* begin *
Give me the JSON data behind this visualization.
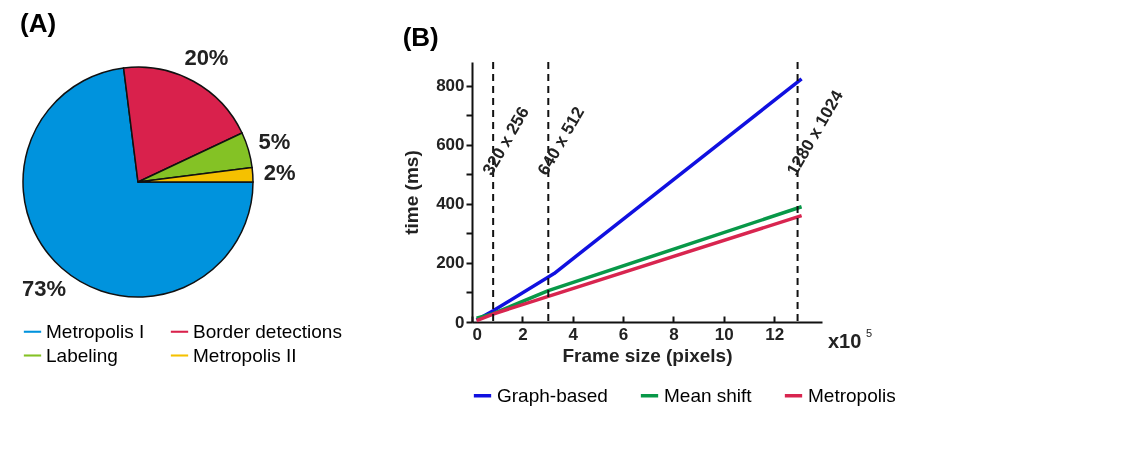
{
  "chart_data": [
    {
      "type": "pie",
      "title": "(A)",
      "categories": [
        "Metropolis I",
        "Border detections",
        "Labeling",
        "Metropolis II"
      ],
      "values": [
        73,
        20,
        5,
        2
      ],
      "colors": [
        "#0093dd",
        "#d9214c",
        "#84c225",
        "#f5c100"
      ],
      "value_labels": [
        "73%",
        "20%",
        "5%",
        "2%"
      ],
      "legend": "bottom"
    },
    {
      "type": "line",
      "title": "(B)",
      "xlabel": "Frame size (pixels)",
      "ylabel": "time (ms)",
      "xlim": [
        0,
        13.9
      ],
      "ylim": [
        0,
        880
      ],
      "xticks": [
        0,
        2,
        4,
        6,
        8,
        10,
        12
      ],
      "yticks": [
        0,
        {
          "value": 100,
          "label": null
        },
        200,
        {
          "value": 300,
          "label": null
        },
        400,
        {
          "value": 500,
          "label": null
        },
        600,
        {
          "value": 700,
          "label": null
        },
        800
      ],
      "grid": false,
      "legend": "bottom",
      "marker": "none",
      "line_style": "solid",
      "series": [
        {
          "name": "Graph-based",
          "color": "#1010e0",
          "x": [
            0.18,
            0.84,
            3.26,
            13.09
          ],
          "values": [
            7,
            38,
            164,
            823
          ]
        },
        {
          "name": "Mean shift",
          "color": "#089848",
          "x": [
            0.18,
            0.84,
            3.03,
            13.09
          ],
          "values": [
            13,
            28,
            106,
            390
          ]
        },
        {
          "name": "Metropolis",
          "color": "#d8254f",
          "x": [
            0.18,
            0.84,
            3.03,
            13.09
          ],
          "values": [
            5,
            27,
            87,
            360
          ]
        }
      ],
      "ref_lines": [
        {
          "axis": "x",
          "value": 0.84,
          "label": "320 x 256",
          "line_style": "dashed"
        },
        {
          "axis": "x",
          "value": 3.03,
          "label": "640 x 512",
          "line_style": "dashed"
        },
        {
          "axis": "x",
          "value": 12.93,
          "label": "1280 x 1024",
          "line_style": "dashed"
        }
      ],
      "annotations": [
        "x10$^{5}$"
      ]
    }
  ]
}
* end *
* Problem to solve *
Your task is to retype all the entries exactly and leave out any pictures.

* Answer to this exercise *
Give me the JSON data behind this visualization.
{
  "chart_data": [
    {
      "type": "pie",
      "title": "(A)",
      "categories": [
        "Metropolis I",
        "Border detections",
        "Labeling",
        "Metropolis II"
      ],
      "values": [
        73,
        20,
        5,
        2
      ],
      "colors": [
        "#0093dd",
        "#d9214c",
        "#84c225",
        "#f5c100"
      ],
      "value_labels": [
        "73%",
        "20%",
        "5%",
        "2%"
      ],
      "legend": "bottom"
    },
    {
      "type": "line",
      "title": "(B)",
      "xlabel": "Frame size (pixels)",
      "ylabel": "time (ms)",
      "xlim": [
        0,
        13.9
      ],
      "ylim": [
        0,
        880
      ],
      "xticks": [
        0,
        2,
        4,
        6,
        8,
        10,
        12
      ],
      "yticks": [
        0,
        {
          "value": 100,
          "label": null
        },
        200,
        {
          "value": 300,
          "label": null
        },
        400,
        {
          "value": 500,
          "label": null
        },
        600,
        {
          "value": 700,
          "label": null
        },
        800
      ],
      "grid": false,
      "legend": "bottom",
      "marker": "none",
      "line_style": "solid",
      "series": [
        {
          "name": "Graph-based",
          "color": "#1010e0",
          "x": [
            0.18,
            0.84,
            3.26,
            13.09
          ],
          "values": [
            7,
            38,
            164,
            823
          ]
        },
        {
          "name": "Mean shift",
          "color": "#089848",
          "x": [
            0.18,
            0.84,
            3.03,
            13.09
          ],
          "values": [
            13,
            28,
            106,
            390
          ]
        },
        {
          "name": "Metropolis",
          "color": "#d8254f",
          "x": [
            0.18,
            0.84,
            3.03,
            13.09
          ],
          "values": [
            5,
            27,
            87,
            360
          ]
        }
      ],
      "ref_lines": [
        {
          "axis": "x",
          "value": 0.84,
          "label": "320 x 256",
          "line_style": "dashed"
        },
        {
          "axis": "x",
          "value": 3.03,
          "label": "640 x 512",
          "line_style": "dashed"
        },
        {
          "axis": "x",
          "value": 12.93,
          "label": "1280 x 1024",
          "line_style": "dashed"
        }
      ],
      "annotations": [
        "x10$^{5}$"
      ]
    }
  ]
}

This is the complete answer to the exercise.